> Goal
Comb through the entries for "PrimaryKeyTest用" and pull out each line that holds it.

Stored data
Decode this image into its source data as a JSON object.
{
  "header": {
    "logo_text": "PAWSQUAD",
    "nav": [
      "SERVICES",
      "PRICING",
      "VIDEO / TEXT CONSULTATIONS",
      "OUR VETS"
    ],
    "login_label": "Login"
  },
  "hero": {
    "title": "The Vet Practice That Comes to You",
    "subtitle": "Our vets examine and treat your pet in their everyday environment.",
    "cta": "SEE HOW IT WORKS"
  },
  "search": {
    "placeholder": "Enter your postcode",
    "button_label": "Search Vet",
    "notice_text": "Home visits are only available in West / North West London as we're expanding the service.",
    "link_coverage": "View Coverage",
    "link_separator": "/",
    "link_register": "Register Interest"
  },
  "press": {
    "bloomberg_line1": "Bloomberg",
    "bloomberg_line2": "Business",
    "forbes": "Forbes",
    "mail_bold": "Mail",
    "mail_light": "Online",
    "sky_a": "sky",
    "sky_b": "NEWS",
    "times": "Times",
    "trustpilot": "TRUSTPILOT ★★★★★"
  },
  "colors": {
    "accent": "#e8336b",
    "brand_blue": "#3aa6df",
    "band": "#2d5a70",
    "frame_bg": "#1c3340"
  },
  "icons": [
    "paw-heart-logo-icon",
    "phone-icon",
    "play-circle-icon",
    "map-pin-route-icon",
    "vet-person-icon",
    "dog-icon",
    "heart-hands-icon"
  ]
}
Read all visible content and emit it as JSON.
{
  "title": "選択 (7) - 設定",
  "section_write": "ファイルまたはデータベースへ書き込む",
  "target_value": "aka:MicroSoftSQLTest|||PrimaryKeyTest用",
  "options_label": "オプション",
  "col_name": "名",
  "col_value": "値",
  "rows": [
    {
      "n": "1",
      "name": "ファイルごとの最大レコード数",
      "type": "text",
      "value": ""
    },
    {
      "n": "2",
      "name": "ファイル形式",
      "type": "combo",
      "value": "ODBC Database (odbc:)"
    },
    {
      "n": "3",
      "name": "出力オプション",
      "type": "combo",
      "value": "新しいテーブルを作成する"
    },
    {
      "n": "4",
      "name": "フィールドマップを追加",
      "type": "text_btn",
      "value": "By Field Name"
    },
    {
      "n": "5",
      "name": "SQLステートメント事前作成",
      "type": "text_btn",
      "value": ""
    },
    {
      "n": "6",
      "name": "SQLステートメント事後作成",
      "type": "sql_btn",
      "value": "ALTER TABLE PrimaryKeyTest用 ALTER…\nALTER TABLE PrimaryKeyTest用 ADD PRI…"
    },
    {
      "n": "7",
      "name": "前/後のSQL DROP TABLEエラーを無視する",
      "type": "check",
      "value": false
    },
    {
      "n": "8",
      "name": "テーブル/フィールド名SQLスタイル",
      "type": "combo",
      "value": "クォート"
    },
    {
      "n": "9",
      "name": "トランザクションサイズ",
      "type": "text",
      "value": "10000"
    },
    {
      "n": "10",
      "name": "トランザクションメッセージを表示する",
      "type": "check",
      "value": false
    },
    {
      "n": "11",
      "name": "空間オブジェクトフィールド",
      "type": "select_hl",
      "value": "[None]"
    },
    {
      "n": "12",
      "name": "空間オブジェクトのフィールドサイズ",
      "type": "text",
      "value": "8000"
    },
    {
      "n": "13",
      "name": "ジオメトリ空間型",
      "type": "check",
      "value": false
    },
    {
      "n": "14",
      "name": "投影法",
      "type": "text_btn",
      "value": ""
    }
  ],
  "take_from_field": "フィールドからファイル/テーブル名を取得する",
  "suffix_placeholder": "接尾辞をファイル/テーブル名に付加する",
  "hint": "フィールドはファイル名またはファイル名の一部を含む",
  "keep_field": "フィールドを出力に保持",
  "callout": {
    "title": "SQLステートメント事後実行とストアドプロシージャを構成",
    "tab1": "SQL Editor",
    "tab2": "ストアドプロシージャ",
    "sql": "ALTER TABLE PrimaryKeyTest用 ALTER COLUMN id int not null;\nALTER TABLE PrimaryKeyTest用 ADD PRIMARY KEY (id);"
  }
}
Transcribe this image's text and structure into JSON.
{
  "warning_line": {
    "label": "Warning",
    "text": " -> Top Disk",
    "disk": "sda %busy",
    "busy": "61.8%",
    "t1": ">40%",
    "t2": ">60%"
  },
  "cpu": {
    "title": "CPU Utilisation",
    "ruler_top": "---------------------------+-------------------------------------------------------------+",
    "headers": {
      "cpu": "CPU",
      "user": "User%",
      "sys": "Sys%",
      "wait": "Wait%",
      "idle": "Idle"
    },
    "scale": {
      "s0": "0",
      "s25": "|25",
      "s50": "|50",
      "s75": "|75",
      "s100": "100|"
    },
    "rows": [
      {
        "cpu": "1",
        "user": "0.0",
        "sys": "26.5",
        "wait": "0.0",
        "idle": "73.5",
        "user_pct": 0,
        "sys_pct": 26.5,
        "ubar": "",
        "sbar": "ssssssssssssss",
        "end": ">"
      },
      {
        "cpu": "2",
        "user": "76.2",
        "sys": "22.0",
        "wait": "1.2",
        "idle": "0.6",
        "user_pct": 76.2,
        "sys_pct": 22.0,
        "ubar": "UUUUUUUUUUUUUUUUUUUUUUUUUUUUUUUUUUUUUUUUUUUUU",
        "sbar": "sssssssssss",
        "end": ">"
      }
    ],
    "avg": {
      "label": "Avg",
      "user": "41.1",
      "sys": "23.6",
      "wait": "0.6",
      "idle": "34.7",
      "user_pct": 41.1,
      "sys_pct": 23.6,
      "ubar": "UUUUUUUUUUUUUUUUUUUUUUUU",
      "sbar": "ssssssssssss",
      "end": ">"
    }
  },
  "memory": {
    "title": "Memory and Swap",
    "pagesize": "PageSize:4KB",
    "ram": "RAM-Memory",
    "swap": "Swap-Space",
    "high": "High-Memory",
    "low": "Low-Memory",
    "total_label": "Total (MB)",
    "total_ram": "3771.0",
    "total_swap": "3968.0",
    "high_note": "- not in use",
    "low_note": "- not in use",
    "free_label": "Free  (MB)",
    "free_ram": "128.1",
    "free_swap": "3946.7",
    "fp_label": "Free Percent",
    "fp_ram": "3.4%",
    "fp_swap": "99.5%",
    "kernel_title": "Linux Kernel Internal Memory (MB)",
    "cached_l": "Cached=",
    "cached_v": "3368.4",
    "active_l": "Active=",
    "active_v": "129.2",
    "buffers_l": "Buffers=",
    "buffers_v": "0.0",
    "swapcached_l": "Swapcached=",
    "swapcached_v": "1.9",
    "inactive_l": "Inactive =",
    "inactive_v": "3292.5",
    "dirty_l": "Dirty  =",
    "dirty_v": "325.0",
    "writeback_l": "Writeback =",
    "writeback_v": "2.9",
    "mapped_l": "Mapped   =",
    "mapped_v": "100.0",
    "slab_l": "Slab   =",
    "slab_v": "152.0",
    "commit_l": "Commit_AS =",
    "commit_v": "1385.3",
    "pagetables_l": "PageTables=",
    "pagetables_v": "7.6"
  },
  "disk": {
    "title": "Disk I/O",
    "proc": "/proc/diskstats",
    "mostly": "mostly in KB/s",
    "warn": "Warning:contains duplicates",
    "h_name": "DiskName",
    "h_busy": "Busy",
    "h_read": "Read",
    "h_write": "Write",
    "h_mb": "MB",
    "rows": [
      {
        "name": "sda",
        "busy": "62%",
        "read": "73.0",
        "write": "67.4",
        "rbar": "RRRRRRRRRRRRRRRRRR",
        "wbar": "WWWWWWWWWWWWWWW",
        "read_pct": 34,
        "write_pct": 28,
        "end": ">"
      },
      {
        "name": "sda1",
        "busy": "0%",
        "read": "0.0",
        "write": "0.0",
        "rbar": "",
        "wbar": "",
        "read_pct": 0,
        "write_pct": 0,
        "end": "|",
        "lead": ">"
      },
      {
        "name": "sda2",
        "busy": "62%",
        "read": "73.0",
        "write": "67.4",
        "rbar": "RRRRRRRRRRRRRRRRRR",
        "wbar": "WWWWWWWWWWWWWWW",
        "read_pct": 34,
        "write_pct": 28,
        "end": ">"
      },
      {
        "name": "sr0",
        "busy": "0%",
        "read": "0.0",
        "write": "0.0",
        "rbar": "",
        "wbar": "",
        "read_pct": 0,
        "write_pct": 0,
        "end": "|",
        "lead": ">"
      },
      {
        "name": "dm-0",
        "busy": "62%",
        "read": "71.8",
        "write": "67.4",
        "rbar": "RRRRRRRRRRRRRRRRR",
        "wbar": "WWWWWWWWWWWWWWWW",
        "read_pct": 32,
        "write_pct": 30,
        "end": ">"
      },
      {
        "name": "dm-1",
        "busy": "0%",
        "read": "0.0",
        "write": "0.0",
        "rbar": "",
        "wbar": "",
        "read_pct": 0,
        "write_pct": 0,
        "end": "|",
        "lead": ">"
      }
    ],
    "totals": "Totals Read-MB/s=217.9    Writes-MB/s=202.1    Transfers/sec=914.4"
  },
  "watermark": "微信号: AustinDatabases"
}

> Solution for this task
  "target_value": "aka:MicroSoftSQLTest|||PrimaryKeyTest用",
      "value": "ALTER TABLE PrimaryKeyTest用 ALTER…\nALTER TABLE PrimaryKeyTest用 ADD PRI…"
    "sql": "ALTER TABLE PrimaryKeyTest用 ALTER COLUMN id int not null;\nALTER TABLE PrimaryKeyTest用 ADD PRIMARY KEY (id);"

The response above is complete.